> _GIVEN INSTRUCTION_:
Print the listing below in its entirety, character for character.

★ ★ ★ ★ ★ ★ ★

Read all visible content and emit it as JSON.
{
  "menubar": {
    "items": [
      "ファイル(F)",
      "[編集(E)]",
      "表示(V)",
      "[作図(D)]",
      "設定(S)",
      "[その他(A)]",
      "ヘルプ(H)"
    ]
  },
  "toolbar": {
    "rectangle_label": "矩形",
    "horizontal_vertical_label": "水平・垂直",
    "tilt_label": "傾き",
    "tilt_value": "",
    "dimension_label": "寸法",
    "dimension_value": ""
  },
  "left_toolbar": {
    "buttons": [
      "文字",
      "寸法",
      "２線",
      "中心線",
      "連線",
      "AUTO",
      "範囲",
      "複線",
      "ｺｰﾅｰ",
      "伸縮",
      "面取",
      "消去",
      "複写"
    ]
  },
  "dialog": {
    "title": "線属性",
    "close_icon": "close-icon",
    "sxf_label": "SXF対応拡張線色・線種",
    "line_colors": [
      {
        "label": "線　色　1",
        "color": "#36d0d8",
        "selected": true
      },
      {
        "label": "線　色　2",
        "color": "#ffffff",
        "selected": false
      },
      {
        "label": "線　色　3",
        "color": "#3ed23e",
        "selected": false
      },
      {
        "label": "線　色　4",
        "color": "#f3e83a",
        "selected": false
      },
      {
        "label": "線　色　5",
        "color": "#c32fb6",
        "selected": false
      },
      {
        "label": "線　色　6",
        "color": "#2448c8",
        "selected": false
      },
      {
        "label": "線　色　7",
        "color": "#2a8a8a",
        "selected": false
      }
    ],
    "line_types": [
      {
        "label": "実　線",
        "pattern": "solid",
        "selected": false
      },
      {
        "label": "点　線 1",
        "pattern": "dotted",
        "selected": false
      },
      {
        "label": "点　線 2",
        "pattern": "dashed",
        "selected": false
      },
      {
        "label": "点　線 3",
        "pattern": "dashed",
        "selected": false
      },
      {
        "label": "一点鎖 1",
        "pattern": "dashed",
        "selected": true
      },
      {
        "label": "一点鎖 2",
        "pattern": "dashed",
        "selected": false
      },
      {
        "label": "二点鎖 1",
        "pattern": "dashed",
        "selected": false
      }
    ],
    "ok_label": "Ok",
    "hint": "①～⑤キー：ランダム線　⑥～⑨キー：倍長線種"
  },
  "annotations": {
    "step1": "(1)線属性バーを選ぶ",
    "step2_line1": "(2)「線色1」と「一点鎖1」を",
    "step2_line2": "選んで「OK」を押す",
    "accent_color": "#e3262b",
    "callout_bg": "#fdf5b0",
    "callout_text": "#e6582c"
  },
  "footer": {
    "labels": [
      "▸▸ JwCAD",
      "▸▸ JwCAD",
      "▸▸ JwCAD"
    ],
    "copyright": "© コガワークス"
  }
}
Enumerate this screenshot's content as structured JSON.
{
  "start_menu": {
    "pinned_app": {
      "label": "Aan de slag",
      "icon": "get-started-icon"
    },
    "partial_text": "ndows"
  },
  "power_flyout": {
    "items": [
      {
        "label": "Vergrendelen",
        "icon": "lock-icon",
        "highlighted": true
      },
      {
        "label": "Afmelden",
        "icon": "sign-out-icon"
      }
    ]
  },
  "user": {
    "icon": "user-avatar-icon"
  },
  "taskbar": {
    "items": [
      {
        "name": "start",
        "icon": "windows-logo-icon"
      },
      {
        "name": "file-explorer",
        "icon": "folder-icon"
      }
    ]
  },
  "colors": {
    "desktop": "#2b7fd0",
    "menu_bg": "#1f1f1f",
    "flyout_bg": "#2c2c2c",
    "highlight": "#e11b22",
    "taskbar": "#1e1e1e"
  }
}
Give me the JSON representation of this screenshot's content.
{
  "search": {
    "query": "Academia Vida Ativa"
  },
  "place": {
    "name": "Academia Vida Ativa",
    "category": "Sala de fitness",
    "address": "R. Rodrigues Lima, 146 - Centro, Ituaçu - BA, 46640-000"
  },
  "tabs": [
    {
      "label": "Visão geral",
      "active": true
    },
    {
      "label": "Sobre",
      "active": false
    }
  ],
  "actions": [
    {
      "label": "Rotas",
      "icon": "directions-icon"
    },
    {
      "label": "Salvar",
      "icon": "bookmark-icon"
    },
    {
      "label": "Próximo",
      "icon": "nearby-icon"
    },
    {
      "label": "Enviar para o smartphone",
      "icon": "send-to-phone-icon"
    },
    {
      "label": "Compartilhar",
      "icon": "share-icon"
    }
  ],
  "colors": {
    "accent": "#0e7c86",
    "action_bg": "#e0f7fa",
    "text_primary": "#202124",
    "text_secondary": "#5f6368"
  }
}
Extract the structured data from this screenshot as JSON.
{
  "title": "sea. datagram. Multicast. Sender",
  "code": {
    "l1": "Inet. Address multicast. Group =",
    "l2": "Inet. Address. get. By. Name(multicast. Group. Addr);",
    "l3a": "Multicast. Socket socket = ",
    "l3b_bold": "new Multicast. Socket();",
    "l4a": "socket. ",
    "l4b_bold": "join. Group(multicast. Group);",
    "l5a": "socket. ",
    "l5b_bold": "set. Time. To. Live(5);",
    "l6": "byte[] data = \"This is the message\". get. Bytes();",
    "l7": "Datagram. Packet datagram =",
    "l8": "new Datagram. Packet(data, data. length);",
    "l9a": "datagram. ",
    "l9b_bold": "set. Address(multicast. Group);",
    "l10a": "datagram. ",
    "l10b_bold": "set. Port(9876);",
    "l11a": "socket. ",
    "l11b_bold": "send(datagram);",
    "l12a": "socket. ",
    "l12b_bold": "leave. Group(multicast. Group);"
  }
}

★ ★ ★ ★ ★ ★ ★

> _EXERCISE RESPONSE_:
Read all visible content and emit it as JSON.
{
  "menubar": {
    "items": [
      "ファイル(F)",
      "[編集(E)]",
      "表示(V)",
      "[作図(D)]",
      "設定(S)",
      "[その他(A)]",
      "ヘルプ(H)"
    ]
  },
  "toolbar": {
    "rectangle_label": "矩形",
    "horizontal_vertical_label": "水平・垂直",
    "tilt_label": "傾き",
    "tilt_value": "",
    "dimension_label": "寸法",
    "dimension_value": ""
  },
  "left_toolbar": {
    "buttons": [
      "文字",
      "寸法",
      "２線",
      "中心線",
      "連線",
      "AUTO",
      "範囲",
      "複線",
      "ｺｰﾅｰ",
      "伸縮",
      "面取",
      "消去",
      "複写"
    ]
  },
  "dialog": {
    "title": "線属性",
    "close_icon": "close-icon",
    "sxf_label": "SXF対応拡張線色・線種",
    "line_colors": [
      {
        "label": "線　色　1",
        "color": "#36d0d8",
        "selected": true
      },
      {
        "label": "線　色　2",
        "color": "#ffffff",
        "selected": false
      },
      {
        "label": "線　色　3",
        "color": "#3ed23e",
        "selected": false
      },
      {
        "label": "線　色　4",
        "color": "#f3e83a",
        "selected": false
      },
      {
        "label": "線　色　5",
        "color": "#c32fb6",
        "selected": false
      },
      {
        "label": "線　色　6",
        "color": "#2448c8",
        "selected": false
      },
      {
        "label": "線　色　7",
        "color": "#2a8a8a",
        "selected": false
      }
    ],
    "line_types": [
      {
        "label": "実　線",
        "pattern": "solid",
        "selected": false
      },
      {
        "label": "点　線 1",
        "pattern": "dotted",
        "selected": false
      },
      {
        "label": "点　線 2",
        "pattern": "dashed",
        "selected": false
      },
      {
        "label": "点　線 3",
        "pattern": "dashed",
        "selected": false
      },
      {
        "label": "一点鎖 1",
        "pattern": "dashed",
        "selected": true
      },
      {
        "label": "一点鎖 2",
        "pattern": "dashed",
        "selected": false
      },
      {
        "label": "二点鎖 1",
        "pattern": "dashed",
        "selected": false
      }
    ],
    "ok_label": "Ok",
    "hint": "①～⑤キー：ランダム線　⑥～⑨キー：倍長線種"
  },
  "annotations": {
    "step1": "(1)線属性バーを選ぶ",
    "step2_line1": "(2)「線色1」と「一点鎖1」を",
    "step2_line2": "選んで「OK」を押す",
    "accent_color": "#e3262b",
    "callout_bg": "#fdf5b0",
    "callout_text": "#e6582c"
  },
  "footer": {
    "labels": [
      "▸▸ JwCAD",
      "▸▸ JwCAD",
      "▸▸ JwCAD"
    ],
    "copyright": "© コガワークス"
  }
}
Enumerate this screenshot's content as structured JSON.
{
  "start_menu": {
    "pinned_app": {
      "label": "Aan de slag",
      "icon": "get-started-icon"
    },
    "partial_text": "ndows"
  },
  "power_flyout": {
    "items": [
      {
        "label": "Vergrendelen",
        "icon": "lock-icon",
        "highlighted": true
      },
      {
        "label": "Afmelden",
        "icon": "sign-out-icon"
      }
    ]
  },
  "user": {
    "icon": "user-avatar-icon"
  },
  "taskbar": {
    "items": [
      {
        "name": "start",
        "icon": "windows-logo-icon"
      },
      {
        "name": "file-explorer",
        "icon": "folder-icon"
      }
    ]
  },
  "colors": {
    "desktop": "#2b7fd0",
    "menu_bg": "#1f1f1f",
    "flyout_bg": "#2c2c2c",
    "highlight": "#e11b22",
    "taskbar": "#1e1e1e"
  }
}
Give me the JSON representation of this screenshot's content.
{
  "search": {
    "query": "Academia Vida Ativa"
  },
  "place": {
    "name": "Academia Vida Ativa",
    "category": "Sala de fitness",
    "address": "R. Rodrigues Lima, 146 - Centro, Ituaçu - BA, 46640-000"
  },
  "tabs": [
    {
      "label": "Visão geral",
      "active": true
    },
    {
      "label": "Sobre",
      "active": false
    }
  ],
  "actions": [
    {
      "label": "Rotas",
      "icon": "directions-icon"
    },
    {
      "label": "Salvar",
      "icon": "bookmark-icon"
    },
    {
      "label": "Próximo",
      "icon": "nearby-icon"
    },
    {
      "label": "Enviar para o smartphone",
      "icon": "send-to-phone-icon"
    },
    {
      "label": "Compartilhar",
      "icon": "share-icon"
    }
  ],
  "colors": {
    "accent": "#0e7c86",
    "action_bg": "#e0f7fa",
    "text_primary": "#202124",
    "text_secondary": "#5f6368"
  }
}
Extract the structured data from this screenshot as JSON.
{
  "title": "sea. datagram. Multicast. Sender",
  "code": {
    "l1": "Inet. Address multicast. Group =",
    "l2": "Inet. Address. get. By. Name(multicast. Group. Addr);",
    "l3a": "Multicast. Socket socket = ",
    "l3b_bold": "new Multicast. Socket();",
    "l4a": "socket. ",
    "l4b_bold": "join. Group(multicast. Group);",
    "l5a": "socket. ",
    "l5b_bold": "set. Time. To. Live(5);",
    "l6": "byte[] data = \"This is the message\". get. Bytes();",
    "l7": "Datagram. Packet datagram =",
    "l8": "new Datagram. Packet(data, data. length);",
    "l9a": "datagram. ",
    "l9b_bold": "set. Address(multicast. Group);",
    "l10a": "datagram. ",
    "l10b_bold": "set. Port(9876);",
    "l11a": "socket. ",
    "l11b_bold": "send(datagram);",
    "l12a": "socket. ",
    "l12b_bold": "leave. Group(multicast. Group);"
  }
}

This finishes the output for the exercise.